### Records to process

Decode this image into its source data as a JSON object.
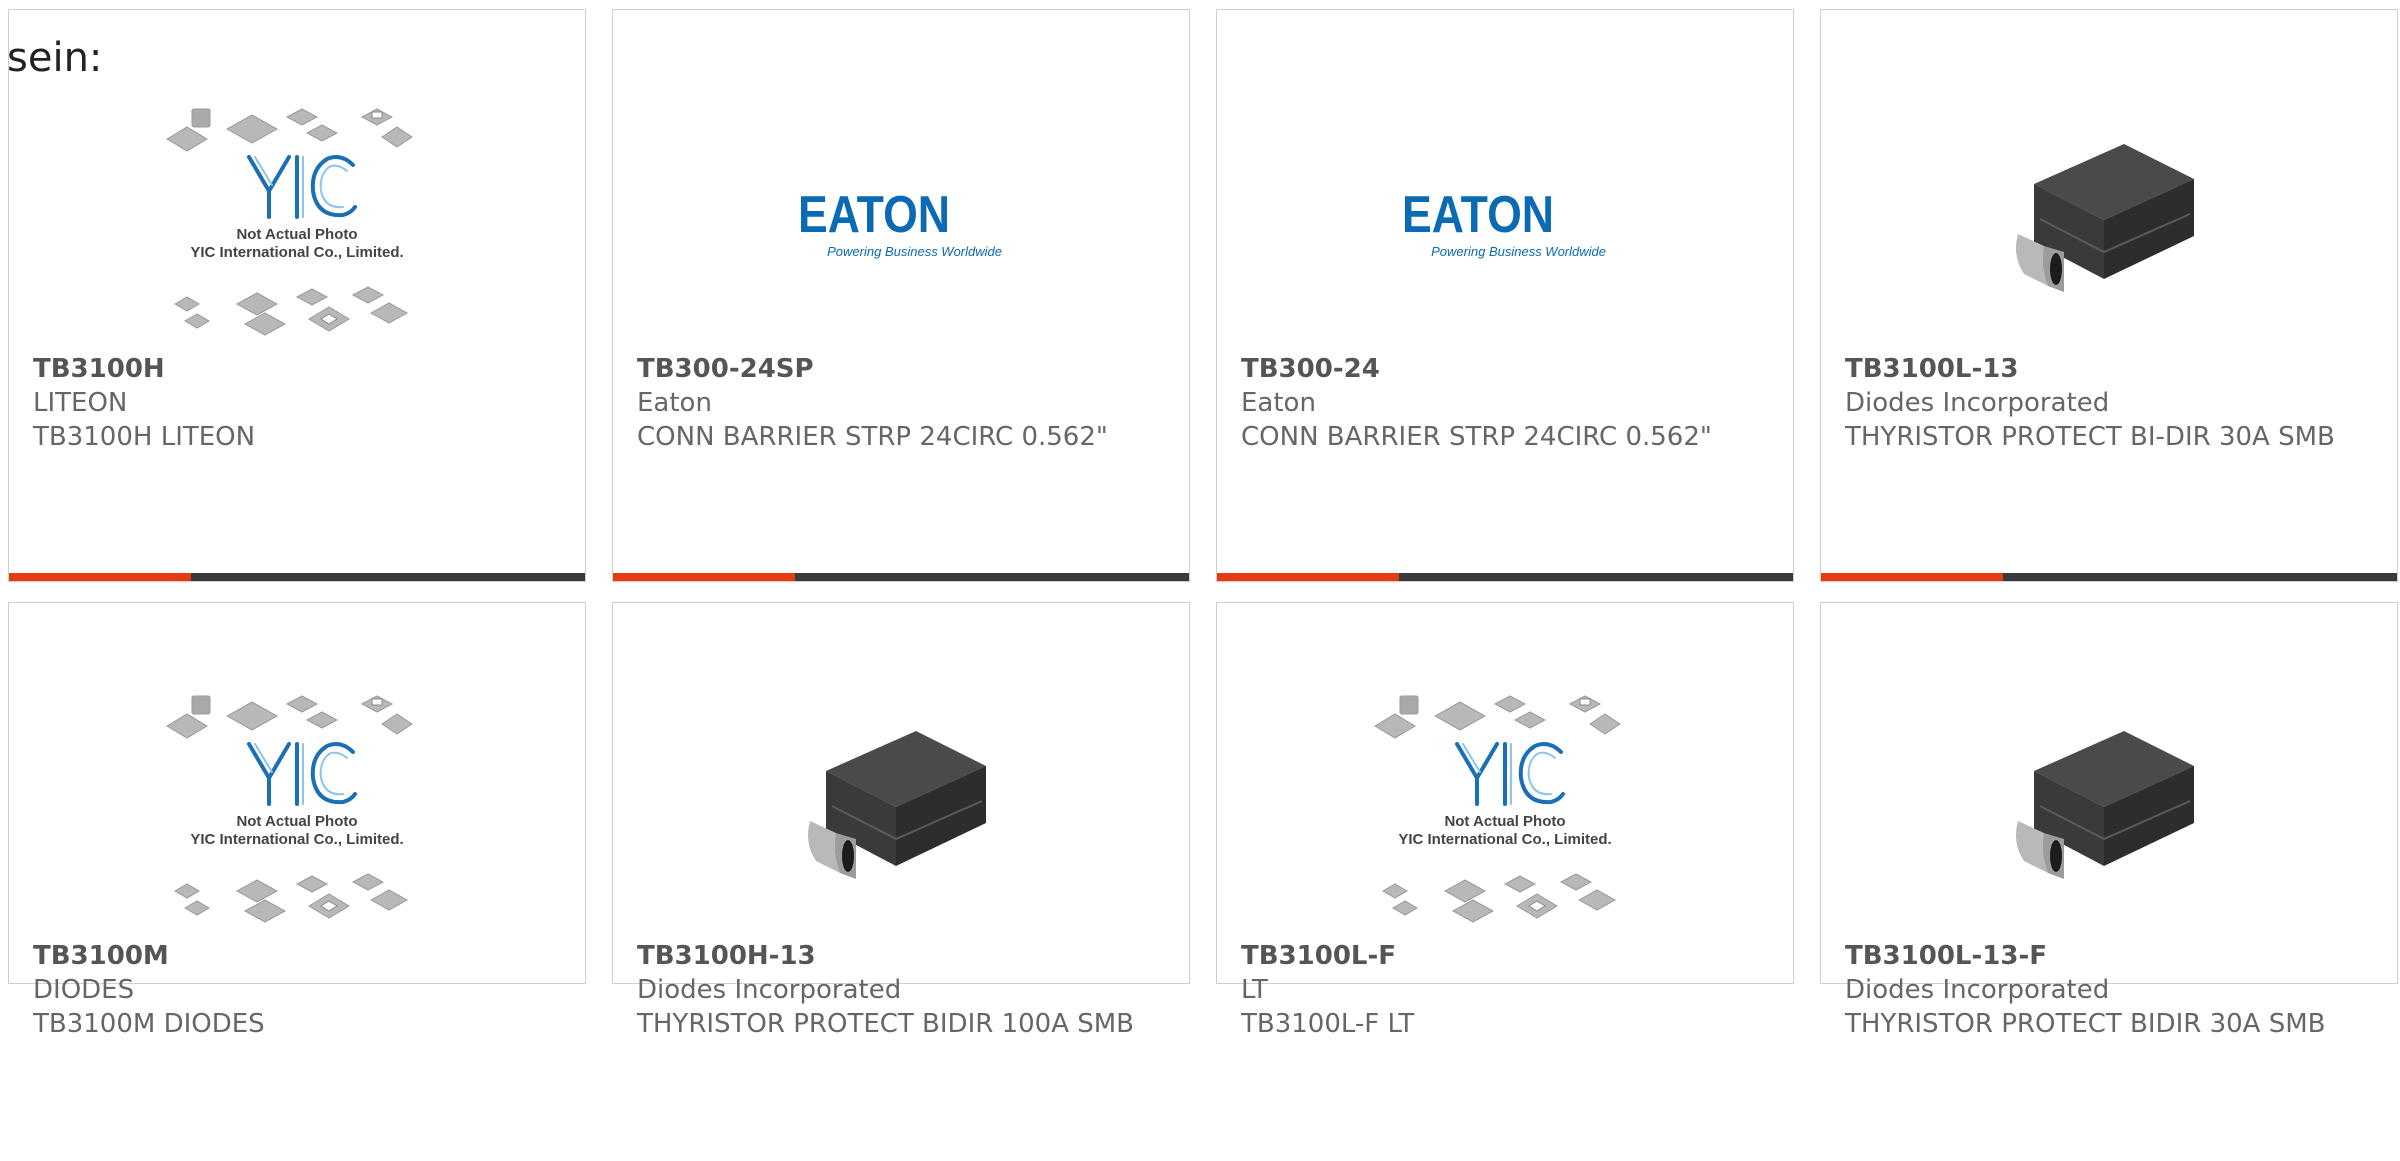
{
  "intro": "sein:",
  "logos": {
    "yic": {
      "brand": "YIC",
      "line1": "Not Actual Photo",
      "line2": "YIC International Co., Limited."
    },
    "eaton": {
      "brand": "EATON",
      "tagline": "Powering Business Worldwide"
    }
  },
  "products": [
    {
      "part": "TB3100H",
      "manufacturer": "LITEON",
      "description": "TB3100H LITEON",
      "image": "yic-placeholder"
    },
    {
      "part": "TB300-24SP",
      "manufacturer": "Eaton",
      "description": "CONN BARRIER STRP 24CIRC 0.562\"",
      "image": "eaton-logo"
    },
    {
      "part": "TB300-24",
      "manufacturer": "Eaton",
      "description": "CONN BARRIER STRP 24CIRC 0.562\"",
      "image": "eaton-logo"
    },
    {
      "part": "TB3100L-13",
      "manufacturer": "Diodes Incorporated",
      "description": "THYRISTOR PROTECT BI-DIR 30A SMB",
      "image": "smb-package"
    },
    {
      "part": "TB3100M",
      "manufacturer": "DIODES",
      "description": "TB3100M DIODES",
      "image": "yic-placeholder"
    },
    {
      "part": "TB3100H-13",
      "manufacturer": "Diodes Incorporated",
      "description": "THYRISTOR PROTECT BIDIR 100A SMB",
      "image": "smb-package"
    },
    {
      "part": "TB3100L-F",
      "manufacturer": "LT",
      "description": "TB3100L-F LT",
      "image": "yic-placeholder"
    },
    {
      "part": "TB3100L-13-F",
      "manufacturer": "Diodes Incorporated",
      "description": "THYRISTOR PROTECT BIDIR 30A SMB",
      "image": "smb-package"
    }
  ],
  "colors": {
    "accent": "#e63c12",
    "bar": "#3a3a3a",
    "eaton_blue": "#0a6ab3",
    "yic_blue": "#1b6fb5"
  }
}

### Required task
Skip every picture and transcribe the data above exactly.

### Exercise result
Decode this image into its source data as a JSON object.
{
  "intro": "sein:",
  "logos": {
    "yic": {
      "brand": "YIC",
      "line1": "Not Actual Photo",
      "line2": "YIC International Co., Limited."
    },
    "eaton": {
      "brand": "EATON",
      "tagline": "Powering Business Worldwide"
    }
  },
  "products": [
    {
      "part": "TB3100H",
      "manufacturer": "LITEON",
      "description": "TB3100H LITEON",
      "image": "yic-placeholder"
    },
    {
      "part": "TB300-24SP",
      "manufacturer": "Eaton",
      "description": "CONN BARRIER STRP 24CIRC 0.562\"",
      "image": "eaton-logo"
    },
    {
      "part": "TB300-24",
      "manufacturer": "Eaton",
      "description": "CONN BARRIER STRP 24CIRC 0.562\"",
      "image": "eaton-logo"
    },
    {
      "part": "TB3100L-13",
      "manufacturer": "Diodes Incorporated",
      "description": "THYRISTOR PROTECT BI-DIR 30A SMB",
      "image": "smb-package"
    },
    {
      "part": "TB3100M",
      "manufacturer": "DIODES",
      "description": "TB3100M DIODES",
      "image": "yic-placeholder"
    },
    {
      "part": "TB3100H-13",
      "manufacturer": "Diodes Incorporated",
      "description": "THYRISTOR PROTECT BIDIR 100A SMB",
      "image": "smb-package"
    },
    {
      "part": "TB3100L-F",
      "manufacturer": "LT",
      "description": "TB3100L-F LT",
      "image": "yic-placeholder"
    },
    {
      "part": "TB3100L-13-F",
      "manufacturer": "Diodes Incorporated",
      "description": "THYRISTOR PROTECT BIDIR 30A SMB",
      "image": "smb-package"
    }
  ],
  "colors": {
    "accent": "#e63c12",
    "bar": "#3a3a3a",
    "eaton_blue": "#0a6ab3",
    "yic_blue": "#1b6fb5"
  }
}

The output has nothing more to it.